EXERCISE GOAL
Copy every line that mentions the word "source".

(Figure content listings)
** Begin **
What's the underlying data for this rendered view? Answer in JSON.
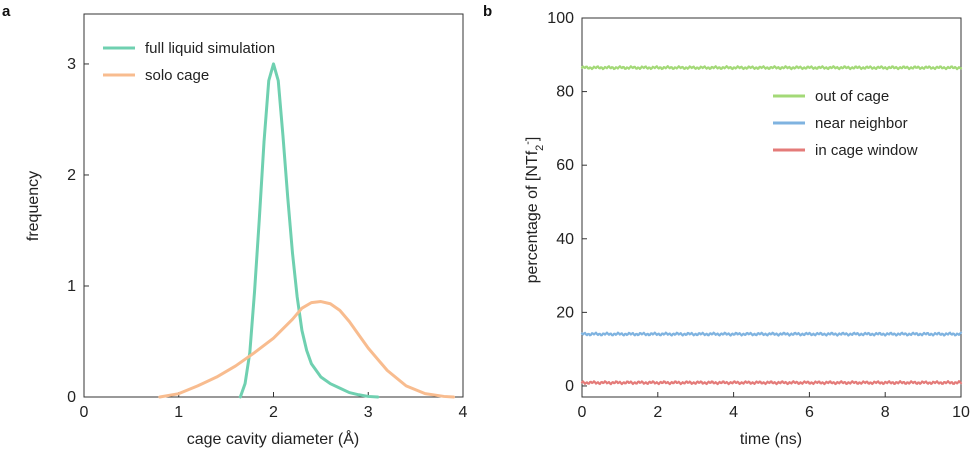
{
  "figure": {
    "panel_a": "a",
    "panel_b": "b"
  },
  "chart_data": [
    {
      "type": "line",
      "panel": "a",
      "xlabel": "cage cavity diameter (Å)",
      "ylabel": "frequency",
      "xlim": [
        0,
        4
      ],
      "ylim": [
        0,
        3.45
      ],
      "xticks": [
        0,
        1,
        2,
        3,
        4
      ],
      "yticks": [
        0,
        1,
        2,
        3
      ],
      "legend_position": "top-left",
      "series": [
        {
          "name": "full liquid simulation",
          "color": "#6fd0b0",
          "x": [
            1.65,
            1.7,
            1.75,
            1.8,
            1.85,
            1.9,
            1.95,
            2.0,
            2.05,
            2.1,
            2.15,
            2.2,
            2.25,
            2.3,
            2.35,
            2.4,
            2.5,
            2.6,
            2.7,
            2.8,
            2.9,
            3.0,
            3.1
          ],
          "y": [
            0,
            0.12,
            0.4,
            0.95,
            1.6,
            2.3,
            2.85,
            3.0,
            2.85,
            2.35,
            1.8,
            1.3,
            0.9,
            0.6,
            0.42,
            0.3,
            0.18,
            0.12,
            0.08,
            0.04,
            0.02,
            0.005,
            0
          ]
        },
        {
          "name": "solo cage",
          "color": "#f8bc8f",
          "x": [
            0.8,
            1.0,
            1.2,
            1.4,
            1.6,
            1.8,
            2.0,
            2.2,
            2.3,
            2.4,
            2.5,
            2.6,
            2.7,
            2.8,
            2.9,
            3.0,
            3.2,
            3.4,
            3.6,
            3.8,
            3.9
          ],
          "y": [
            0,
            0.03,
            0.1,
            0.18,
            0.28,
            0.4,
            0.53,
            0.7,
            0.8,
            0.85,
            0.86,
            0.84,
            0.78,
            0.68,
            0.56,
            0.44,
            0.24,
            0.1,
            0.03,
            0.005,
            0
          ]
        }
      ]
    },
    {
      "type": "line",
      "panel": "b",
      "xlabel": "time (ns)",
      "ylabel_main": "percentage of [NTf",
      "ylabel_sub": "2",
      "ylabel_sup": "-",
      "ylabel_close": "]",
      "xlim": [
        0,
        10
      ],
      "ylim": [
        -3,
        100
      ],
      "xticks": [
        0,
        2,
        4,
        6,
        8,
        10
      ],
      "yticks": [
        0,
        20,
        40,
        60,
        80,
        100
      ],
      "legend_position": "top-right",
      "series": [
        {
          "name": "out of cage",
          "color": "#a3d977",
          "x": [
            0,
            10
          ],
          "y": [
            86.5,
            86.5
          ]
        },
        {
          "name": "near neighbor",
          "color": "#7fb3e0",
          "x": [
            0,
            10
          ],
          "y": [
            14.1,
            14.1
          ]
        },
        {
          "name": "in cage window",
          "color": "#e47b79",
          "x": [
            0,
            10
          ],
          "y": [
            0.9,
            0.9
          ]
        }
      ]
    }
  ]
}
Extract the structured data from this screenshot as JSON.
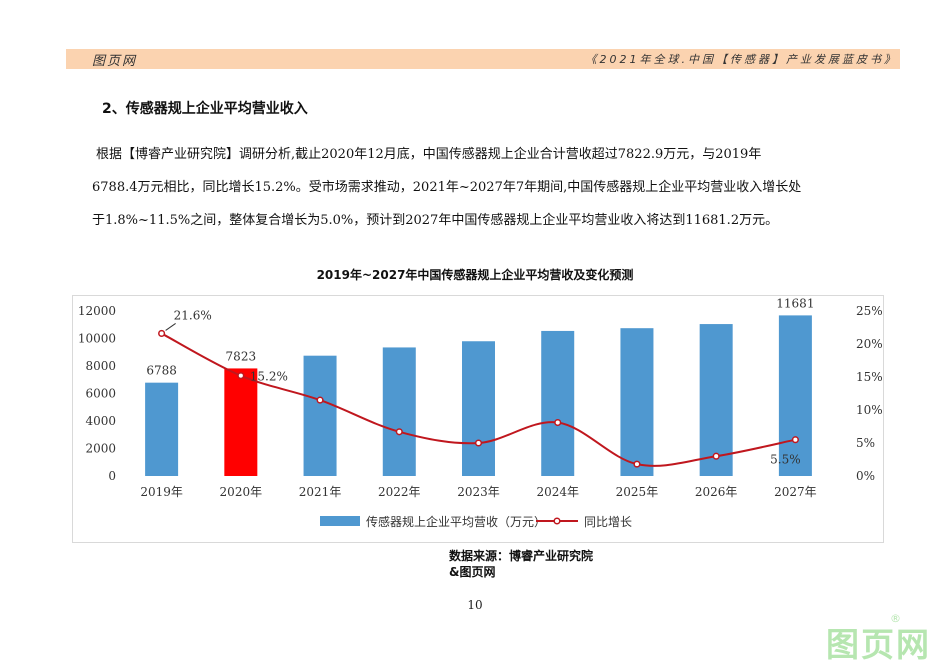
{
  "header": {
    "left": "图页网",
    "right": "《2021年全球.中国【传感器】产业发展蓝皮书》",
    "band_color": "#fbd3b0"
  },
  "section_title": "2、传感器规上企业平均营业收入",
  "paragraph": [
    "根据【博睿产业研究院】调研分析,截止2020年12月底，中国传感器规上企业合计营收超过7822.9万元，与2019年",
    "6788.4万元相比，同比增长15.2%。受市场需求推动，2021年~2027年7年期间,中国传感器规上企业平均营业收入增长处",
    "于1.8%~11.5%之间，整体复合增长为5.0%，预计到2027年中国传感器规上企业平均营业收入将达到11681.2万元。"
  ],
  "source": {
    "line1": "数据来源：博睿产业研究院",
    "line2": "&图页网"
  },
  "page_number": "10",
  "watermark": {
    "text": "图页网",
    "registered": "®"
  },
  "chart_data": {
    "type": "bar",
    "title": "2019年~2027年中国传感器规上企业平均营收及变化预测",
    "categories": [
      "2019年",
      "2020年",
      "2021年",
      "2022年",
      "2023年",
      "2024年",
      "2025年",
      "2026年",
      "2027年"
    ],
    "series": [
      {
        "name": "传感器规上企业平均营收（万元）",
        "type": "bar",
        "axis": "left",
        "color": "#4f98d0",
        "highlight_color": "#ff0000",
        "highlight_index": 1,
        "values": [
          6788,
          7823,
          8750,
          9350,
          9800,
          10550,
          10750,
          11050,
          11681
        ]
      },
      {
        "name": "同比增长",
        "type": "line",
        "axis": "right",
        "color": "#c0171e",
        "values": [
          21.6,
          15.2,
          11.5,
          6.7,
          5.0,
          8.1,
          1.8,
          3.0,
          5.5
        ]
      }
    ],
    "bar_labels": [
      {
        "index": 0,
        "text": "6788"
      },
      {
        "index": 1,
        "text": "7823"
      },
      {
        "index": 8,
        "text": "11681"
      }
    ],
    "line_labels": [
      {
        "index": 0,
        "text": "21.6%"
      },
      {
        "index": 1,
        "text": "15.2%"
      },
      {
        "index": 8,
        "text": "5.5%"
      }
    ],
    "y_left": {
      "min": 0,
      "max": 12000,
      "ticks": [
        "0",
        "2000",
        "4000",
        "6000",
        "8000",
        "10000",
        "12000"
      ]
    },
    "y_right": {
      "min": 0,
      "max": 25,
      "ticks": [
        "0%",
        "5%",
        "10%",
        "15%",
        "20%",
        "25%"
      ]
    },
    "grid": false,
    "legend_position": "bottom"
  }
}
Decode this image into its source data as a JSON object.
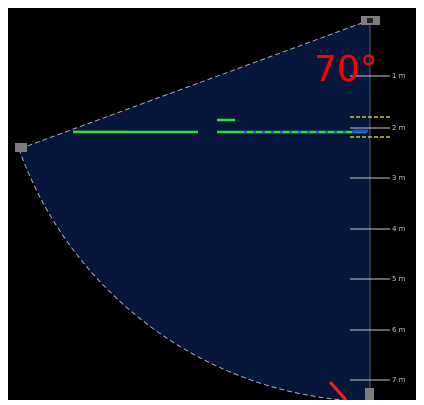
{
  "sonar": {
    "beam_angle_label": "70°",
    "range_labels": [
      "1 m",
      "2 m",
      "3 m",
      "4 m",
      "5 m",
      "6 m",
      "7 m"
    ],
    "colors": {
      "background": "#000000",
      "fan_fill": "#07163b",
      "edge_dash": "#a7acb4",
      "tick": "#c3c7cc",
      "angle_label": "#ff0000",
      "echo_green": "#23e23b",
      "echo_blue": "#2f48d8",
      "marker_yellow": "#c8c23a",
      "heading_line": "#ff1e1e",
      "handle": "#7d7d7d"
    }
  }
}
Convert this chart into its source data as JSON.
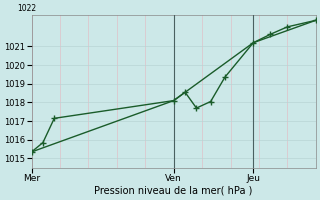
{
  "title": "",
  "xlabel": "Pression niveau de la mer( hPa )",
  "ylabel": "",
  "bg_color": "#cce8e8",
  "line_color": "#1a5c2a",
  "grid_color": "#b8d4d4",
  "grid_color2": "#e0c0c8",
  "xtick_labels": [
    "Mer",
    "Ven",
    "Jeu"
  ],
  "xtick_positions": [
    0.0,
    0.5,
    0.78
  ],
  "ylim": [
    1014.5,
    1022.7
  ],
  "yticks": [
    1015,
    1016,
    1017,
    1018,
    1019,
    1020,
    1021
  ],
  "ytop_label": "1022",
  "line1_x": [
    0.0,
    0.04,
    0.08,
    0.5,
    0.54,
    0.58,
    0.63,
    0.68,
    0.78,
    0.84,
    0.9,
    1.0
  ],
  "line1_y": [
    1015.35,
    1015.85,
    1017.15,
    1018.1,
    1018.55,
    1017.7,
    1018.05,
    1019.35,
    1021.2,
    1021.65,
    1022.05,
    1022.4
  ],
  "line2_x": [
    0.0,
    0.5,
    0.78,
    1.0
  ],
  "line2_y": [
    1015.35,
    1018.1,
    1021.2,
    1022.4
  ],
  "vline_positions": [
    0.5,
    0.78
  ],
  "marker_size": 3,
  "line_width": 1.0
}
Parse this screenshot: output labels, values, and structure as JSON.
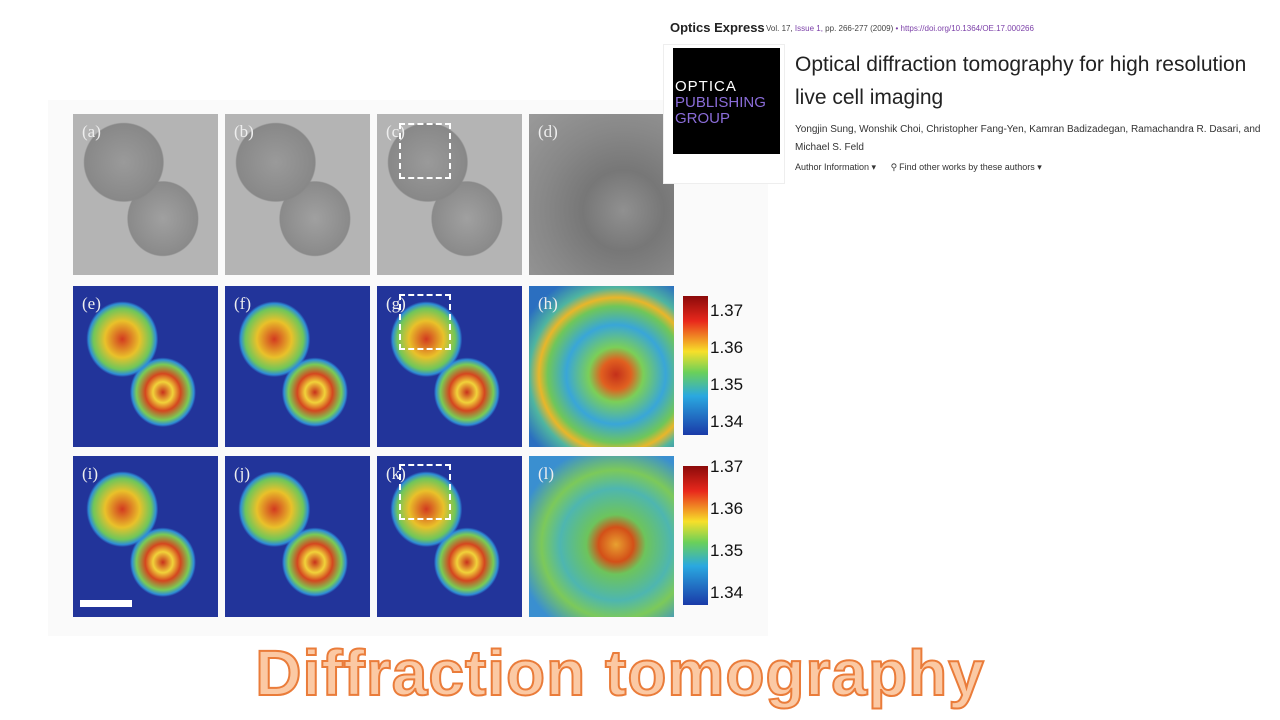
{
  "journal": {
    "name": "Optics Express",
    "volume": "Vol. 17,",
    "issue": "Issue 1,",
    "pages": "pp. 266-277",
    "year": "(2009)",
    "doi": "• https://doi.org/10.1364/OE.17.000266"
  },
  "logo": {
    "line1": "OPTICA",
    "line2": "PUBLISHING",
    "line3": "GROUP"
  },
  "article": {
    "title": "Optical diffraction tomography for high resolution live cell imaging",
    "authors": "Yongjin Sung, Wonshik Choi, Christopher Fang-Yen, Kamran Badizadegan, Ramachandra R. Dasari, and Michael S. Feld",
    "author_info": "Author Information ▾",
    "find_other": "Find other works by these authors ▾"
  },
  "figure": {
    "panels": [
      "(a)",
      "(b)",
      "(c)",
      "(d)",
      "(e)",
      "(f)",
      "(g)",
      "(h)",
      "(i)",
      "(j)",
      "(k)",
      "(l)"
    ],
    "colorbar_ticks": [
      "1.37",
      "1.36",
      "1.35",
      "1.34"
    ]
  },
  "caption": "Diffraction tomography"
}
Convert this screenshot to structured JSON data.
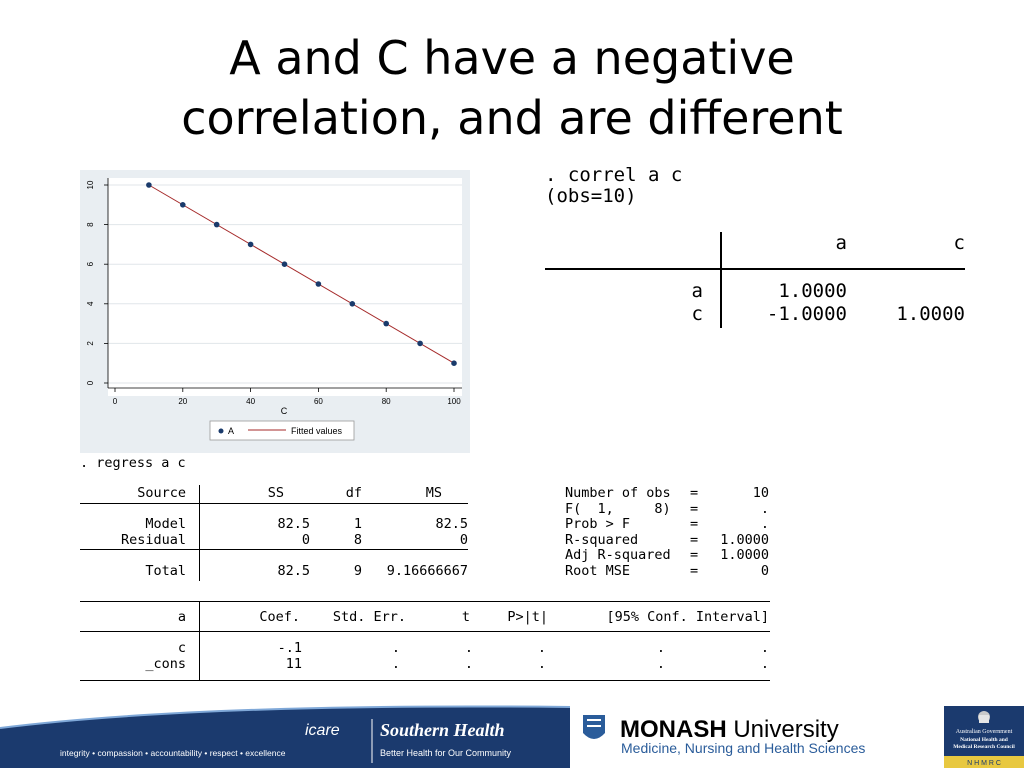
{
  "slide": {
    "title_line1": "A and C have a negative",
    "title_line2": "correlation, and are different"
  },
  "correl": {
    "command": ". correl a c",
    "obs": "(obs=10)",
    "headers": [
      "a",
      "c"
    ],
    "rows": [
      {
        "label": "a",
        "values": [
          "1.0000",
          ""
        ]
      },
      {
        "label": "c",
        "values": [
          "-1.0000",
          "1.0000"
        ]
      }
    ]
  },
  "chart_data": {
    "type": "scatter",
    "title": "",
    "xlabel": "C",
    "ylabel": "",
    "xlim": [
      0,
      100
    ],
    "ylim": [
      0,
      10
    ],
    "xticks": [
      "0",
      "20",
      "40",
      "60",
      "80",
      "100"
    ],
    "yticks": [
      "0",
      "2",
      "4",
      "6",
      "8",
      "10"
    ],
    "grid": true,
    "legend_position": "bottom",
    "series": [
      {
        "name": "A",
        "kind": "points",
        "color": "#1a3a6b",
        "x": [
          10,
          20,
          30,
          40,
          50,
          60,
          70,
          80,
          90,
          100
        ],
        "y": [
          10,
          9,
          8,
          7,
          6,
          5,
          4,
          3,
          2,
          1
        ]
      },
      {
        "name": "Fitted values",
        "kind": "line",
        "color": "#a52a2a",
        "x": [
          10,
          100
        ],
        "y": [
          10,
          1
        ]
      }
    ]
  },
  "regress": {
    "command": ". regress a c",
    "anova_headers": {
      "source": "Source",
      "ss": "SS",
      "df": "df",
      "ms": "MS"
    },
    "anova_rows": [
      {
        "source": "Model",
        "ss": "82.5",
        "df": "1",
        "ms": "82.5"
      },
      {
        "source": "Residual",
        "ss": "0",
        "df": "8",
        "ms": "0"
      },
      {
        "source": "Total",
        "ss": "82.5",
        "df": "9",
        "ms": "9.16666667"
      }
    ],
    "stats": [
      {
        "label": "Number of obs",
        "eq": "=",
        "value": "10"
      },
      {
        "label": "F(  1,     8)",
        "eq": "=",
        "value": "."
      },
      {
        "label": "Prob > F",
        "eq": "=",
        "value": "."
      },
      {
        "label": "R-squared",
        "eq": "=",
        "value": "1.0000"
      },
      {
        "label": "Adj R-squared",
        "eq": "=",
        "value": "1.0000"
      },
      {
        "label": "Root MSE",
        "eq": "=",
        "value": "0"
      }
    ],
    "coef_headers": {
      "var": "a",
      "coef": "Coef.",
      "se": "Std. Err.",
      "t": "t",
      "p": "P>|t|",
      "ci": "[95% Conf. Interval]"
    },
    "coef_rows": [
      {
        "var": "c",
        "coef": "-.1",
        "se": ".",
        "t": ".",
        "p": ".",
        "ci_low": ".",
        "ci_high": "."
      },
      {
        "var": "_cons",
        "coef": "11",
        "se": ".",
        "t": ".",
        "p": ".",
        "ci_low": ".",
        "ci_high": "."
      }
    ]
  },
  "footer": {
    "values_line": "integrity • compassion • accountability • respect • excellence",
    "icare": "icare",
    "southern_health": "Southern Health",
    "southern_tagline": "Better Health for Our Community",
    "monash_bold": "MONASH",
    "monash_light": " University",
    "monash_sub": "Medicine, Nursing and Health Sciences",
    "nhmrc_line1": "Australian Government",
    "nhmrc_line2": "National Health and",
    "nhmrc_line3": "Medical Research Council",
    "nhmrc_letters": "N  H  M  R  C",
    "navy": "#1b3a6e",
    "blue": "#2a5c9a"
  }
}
** End **
ANSWER TO THIS TASK
  "source": {
Decode this image into its source data as a JSON object.
Convert this chart into its source data as JSON.
      "source": "Source",
        "source": "Model",
        "source": "Residual",
        "source": "Total",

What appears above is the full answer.